***** DATA IN THIS EXERCISE

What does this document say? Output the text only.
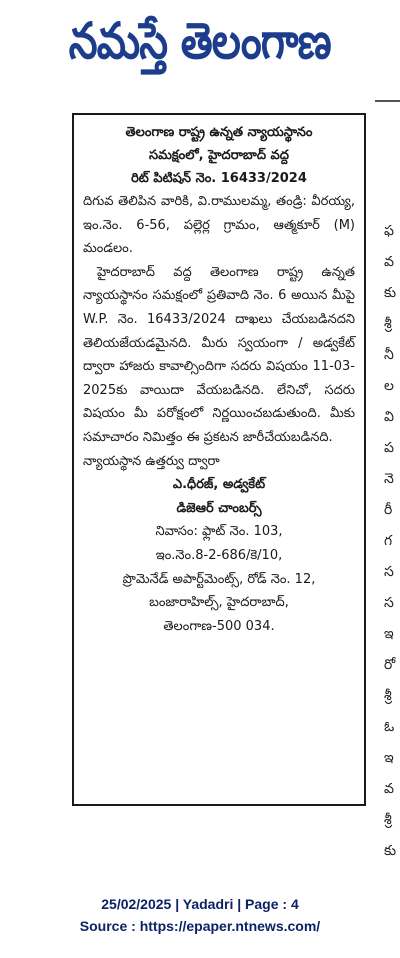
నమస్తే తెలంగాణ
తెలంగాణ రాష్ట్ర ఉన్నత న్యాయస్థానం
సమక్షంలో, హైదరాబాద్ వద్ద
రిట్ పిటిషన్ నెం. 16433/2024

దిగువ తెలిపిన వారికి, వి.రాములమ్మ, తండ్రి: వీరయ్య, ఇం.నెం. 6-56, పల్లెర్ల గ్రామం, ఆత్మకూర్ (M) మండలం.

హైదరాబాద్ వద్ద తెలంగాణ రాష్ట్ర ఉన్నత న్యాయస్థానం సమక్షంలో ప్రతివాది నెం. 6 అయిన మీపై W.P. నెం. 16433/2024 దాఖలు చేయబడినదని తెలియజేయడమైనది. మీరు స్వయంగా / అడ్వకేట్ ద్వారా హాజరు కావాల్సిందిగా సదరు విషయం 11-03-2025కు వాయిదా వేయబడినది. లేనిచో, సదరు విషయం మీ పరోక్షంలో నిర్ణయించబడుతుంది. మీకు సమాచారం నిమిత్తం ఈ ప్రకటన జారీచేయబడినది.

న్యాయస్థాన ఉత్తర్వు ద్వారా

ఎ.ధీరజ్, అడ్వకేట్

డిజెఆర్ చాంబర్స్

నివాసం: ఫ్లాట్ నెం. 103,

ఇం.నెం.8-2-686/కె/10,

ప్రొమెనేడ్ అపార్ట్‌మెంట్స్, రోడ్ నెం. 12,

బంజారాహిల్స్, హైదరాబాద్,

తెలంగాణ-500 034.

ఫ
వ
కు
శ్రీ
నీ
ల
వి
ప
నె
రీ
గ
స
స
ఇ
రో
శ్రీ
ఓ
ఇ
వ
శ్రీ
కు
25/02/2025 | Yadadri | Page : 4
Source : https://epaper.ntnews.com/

**********
***** DATA IN THIS EXERCISE

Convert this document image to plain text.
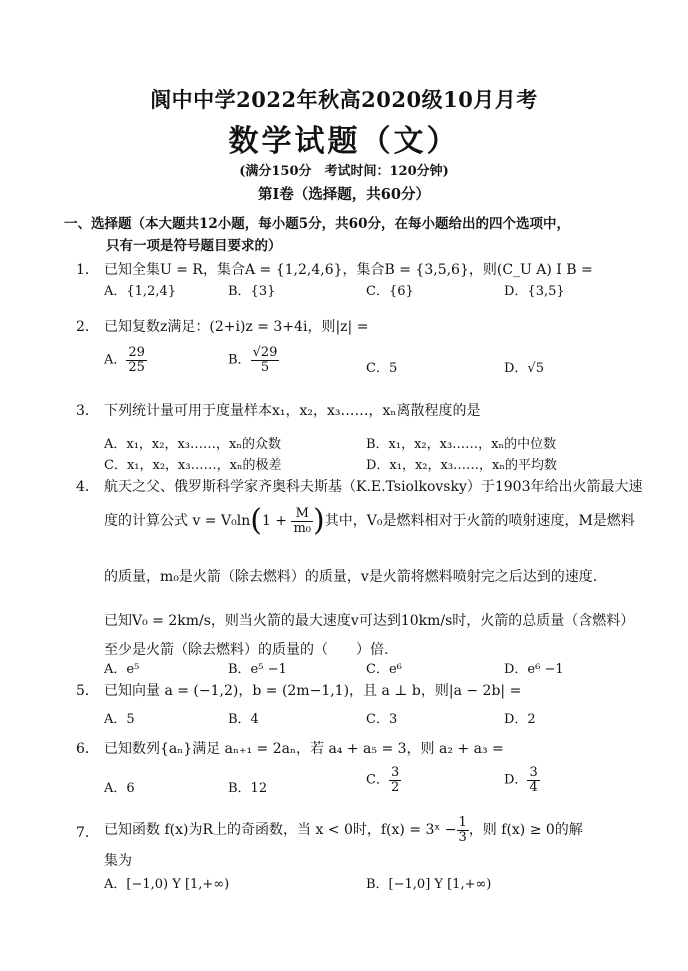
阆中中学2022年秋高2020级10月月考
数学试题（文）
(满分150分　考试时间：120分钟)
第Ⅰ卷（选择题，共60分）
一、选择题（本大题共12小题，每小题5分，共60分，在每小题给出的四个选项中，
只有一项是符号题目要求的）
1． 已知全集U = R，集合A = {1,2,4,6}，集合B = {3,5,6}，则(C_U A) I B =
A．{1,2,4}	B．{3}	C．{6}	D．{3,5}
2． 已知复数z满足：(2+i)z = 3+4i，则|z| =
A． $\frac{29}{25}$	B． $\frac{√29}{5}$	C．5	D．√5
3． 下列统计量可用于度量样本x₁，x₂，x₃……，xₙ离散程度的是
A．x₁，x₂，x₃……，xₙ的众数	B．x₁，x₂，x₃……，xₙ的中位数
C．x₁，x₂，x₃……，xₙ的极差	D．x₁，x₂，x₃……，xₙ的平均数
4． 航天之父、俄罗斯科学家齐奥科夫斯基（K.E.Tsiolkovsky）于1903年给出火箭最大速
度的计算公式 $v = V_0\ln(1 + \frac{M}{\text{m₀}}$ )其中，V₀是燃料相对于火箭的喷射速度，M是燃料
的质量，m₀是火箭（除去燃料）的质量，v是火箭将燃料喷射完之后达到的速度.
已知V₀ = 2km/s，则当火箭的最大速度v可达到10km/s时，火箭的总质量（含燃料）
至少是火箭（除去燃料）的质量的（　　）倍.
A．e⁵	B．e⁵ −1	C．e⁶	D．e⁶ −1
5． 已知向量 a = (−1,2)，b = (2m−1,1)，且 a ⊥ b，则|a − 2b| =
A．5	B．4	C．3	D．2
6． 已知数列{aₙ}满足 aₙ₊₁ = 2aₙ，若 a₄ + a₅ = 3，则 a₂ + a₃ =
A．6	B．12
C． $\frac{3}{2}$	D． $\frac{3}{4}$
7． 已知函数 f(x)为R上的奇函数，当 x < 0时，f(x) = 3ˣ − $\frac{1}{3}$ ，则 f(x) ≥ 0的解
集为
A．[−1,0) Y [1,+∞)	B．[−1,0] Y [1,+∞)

**********

> [TASK DIRECTIONS]
Tally the lines above that contain the word "frac", and reply with only the number.

> [RESULT]
4